— start —
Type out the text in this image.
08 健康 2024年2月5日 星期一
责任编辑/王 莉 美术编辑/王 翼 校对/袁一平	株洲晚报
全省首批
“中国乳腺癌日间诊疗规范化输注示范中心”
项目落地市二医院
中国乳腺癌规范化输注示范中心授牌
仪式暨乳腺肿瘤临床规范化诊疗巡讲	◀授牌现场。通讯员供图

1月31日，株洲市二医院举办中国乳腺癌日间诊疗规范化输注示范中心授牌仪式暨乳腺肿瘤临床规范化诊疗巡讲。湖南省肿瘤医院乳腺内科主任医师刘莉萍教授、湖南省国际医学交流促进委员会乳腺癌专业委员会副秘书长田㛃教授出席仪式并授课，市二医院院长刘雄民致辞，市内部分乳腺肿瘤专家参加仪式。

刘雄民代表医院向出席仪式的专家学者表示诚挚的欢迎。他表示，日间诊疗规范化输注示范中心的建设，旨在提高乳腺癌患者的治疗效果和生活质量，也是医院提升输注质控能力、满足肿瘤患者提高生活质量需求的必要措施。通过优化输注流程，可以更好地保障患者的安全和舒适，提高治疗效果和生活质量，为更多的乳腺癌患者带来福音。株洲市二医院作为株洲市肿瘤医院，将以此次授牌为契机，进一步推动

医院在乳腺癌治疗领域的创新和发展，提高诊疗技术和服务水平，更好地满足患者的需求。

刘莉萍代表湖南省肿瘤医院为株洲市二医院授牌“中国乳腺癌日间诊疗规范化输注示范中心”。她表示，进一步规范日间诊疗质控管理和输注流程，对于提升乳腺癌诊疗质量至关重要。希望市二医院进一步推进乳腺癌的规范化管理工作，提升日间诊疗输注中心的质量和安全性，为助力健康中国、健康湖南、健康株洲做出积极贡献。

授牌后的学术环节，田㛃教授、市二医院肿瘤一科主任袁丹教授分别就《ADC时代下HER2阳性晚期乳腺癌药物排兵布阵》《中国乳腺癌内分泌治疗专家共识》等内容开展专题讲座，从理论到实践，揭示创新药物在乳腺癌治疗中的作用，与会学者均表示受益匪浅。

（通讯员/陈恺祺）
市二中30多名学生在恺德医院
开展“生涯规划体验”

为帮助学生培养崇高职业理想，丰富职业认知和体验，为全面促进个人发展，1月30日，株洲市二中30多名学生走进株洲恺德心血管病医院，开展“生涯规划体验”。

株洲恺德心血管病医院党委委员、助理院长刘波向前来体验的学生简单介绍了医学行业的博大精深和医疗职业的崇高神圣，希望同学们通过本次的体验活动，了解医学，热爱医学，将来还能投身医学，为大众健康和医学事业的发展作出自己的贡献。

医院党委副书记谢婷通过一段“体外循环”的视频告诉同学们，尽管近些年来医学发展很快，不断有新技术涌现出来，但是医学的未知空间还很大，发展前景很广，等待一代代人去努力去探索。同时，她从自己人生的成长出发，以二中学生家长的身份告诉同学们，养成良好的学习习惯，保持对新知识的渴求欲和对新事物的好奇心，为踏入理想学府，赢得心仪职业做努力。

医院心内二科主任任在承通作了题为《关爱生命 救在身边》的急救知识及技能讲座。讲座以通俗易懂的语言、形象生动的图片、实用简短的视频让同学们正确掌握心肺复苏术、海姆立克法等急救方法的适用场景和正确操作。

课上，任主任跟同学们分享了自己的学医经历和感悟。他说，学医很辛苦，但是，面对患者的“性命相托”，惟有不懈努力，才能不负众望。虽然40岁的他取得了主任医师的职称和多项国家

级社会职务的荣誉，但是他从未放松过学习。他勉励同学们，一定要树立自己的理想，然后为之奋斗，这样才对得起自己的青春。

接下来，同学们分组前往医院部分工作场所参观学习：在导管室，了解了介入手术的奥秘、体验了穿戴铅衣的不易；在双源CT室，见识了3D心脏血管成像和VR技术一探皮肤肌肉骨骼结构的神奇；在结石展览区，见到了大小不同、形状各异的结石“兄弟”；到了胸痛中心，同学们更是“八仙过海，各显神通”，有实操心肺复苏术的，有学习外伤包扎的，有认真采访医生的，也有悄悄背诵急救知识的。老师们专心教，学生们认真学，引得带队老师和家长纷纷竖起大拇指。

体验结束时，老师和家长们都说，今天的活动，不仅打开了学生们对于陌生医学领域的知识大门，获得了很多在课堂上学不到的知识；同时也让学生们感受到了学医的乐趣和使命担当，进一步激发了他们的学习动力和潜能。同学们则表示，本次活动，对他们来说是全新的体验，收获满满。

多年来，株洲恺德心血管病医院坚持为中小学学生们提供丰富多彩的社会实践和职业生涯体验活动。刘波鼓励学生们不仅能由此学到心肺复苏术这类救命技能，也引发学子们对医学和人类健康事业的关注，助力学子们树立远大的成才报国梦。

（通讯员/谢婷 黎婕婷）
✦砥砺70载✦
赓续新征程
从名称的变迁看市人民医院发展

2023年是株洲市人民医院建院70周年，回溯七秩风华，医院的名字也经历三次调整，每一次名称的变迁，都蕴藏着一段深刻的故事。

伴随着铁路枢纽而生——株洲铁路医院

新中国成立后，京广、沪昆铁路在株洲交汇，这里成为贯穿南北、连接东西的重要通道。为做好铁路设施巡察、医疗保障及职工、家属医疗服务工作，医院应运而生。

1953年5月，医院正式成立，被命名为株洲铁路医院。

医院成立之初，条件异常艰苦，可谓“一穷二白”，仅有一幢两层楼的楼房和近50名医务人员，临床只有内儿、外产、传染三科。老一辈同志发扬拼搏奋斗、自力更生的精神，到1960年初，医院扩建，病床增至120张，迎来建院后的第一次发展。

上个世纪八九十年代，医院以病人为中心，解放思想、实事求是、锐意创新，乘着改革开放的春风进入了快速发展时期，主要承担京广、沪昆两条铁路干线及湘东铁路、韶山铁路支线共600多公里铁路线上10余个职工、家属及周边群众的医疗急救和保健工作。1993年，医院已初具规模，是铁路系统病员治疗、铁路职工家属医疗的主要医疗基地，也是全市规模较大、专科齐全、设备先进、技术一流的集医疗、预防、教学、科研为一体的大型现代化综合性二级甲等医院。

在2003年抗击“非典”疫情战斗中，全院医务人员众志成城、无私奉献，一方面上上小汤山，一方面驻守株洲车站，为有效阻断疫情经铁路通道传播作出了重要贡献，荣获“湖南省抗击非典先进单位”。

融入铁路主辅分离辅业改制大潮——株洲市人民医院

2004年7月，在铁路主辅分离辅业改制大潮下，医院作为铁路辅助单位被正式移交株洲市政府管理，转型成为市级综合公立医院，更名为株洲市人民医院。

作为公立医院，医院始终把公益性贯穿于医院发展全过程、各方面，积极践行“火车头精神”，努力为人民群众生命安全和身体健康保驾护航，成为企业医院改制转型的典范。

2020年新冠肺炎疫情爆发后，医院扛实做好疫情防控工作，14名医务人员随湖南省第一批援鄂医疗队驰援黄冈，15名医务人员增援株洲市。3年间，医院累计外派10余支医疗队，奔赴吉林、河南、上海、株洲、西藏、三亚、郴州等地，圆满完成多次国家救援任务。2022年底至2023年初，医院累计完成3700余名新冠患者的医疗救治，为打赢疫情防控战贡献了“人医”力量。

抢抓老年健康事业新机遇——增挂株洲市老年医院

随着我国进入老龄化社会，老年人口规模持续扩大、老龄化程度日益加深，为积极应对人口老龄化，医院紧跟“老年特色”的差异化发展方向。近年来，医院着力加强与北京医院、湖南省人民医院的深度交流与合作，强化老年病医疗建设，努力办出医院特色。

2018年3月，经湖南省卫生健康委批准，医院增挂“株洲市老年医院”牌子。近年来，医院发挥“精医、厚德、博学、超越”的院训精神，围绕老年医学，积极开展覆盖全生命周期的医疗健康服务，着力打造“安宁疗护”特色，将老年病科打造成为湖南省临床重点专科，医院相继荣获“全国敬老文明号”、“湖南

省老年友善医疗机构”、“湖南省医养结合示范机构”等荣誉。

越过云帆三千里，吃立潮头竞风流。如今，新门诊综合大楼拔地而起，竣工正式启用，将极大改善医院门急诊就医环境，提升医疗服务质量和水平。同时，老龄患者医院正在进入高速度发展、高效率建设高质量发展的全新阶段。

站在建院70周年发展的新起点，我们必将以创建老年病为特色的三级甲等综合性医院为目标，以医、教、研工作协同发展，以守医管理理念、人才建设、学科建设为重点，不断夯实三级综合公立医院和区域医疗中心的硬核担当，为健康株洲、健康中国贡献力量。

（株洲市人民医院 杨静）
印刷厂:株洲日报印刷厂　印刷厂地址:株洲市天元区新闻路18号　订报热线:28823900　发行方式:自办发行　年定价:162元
— end —
§ Request
Filter the records above for lines containing the word "生涯规划体验", and copy those lines.

§ Expected answer
开展“生涯规划体验”
为帮助学生培养崇高职业理想，丰富职业认知和体验，为全面促进个人发展，1月30日，株洲市二中30多名学生走进株洲恺德心血管病医院，开展“生涯规划体验”。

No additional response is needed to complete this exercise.